- _Written task_
Give every line of the data again, unchanged, but with no pictures.

- _Excerpted records_
□ □ □ □ □

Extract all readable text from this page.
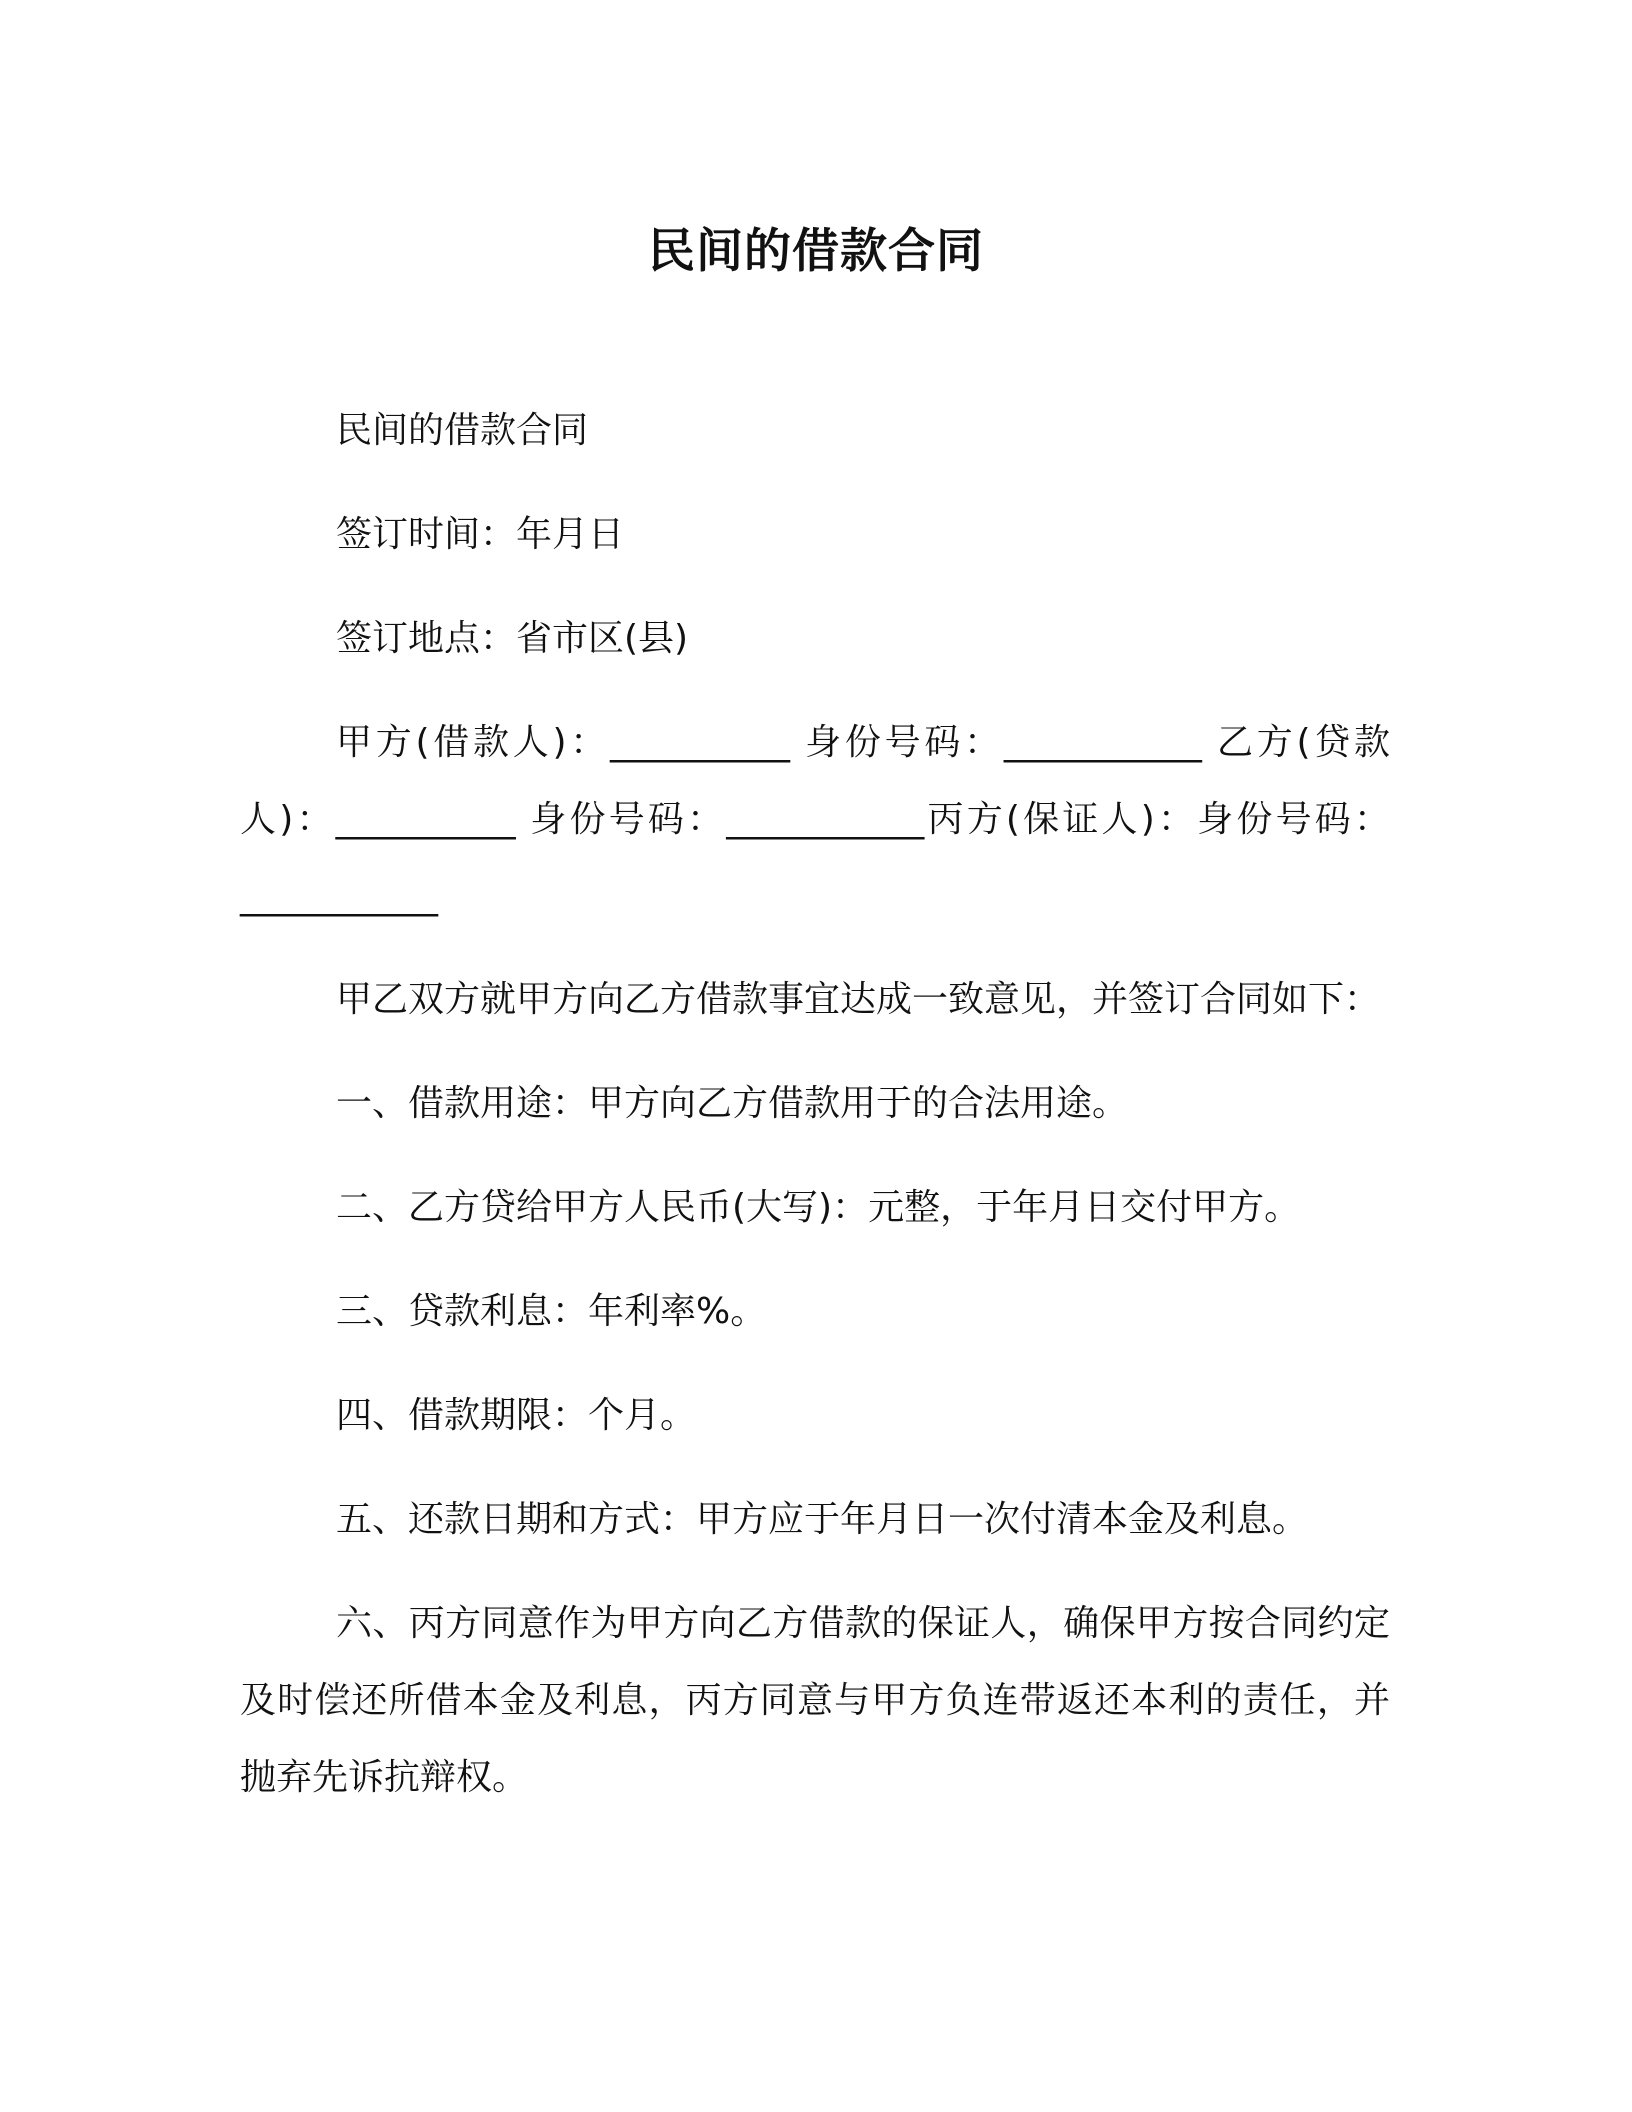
民间的借款合同

民间的借款合同

签订时间：年月日

签订地点：省市区(县)

甲方(借款人)：__________ 身份号码：___________ 乙方(贷款人)：__________ 身份号码：___________丙方(保证人)：身份号码：___________

甲乙双方就甲方向乙方借款事宜达成一致意见，并签订合同如下：

一、借款用途：甲方向乙方借款用于的合法用途。

二、乙方贷给甲方人民币(大写)：元整，于年月日交付甲方。

三、贷款利息：年利率%。

四、借款期限：个月。

五、还款日期和方式：甲方应于年月日一次付清本金及利息。

六、丙方同意作为甲方向乙方借款的保证人，确保甲方按合同约定及时偿还所借本金及利息，丙方同意与甲方负连带返还本利的责任，并抛弃先诉抗辩权。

□ □ □ □ □

- _Answer to this exercise_
Extract all readable text from this page.
民间的借款合同

民间的借款合同

签订时间：年月日

签订地点：省市区(县)

甲方(借款人)：__________ 身份号码：___________ 乙方(贷款人)：__________ 身份号码：___________丙方(保证人)：身份号码：___________

甲乙双方就甲方向乙方借款事宜达成一致意见，并签订合同如下：

一、借款用途：甲方向乙方借款用于的合法用途。

二、乙方贷给甲方人民币(大写)：元整，于年月日交付甲方。

三、贷款利息：年利率%。

四、借款期限：个月。

五、还款日期和方式：甲方应于年月日一次付清本金及利息。

六、丙方同意作为甲方向乙方借款的保证人，确保甲方按合同约定及时偿还所借本金及利息，丙方同意与甲方负连带返还本利的责任，并抛弃先诉抗辩权。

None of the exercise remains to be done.